§ **WHAT IS BEING ASKED**
Pull each line containing "Manager" out of the data and copy it.

§ **DATA ENTRIES**
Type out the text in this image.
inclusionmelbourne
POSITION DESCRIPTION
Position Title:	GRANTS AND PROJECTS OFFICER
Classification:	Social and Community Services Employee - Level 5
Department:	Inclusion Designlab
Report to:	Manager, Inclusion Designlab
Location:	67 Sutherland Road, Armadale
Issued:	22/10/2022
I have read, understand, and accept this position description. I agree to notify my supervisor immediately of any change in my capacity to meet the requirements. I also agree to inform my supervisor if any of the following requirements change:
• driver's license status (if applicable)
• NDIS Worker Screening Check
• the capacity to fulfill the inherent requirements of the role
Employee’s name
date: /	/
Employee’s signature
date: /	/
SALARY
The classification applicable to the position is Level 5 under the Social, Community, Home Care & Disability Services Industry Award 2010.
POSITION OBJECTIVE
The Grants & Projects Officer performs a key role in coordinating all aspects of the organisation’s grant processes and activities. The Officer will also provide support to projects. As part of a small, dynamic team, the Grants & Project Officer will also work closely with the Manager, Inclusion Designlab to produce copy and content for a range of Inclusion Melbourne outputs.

§ **WRITTEN ANSWER**
Report to:	Manager, Inclusion Designlab
The Grants & Projects Officer performs a key role in coordinating all aspects of the organisation’s grant processes and activities. The Officer will also provide support to projects. As part of a small, dynamic team, the Grants & Project Officer will also work closely with the Manager, Inclusion Designlab to produce copy and content for a range of Inclusion Melbourne outputs.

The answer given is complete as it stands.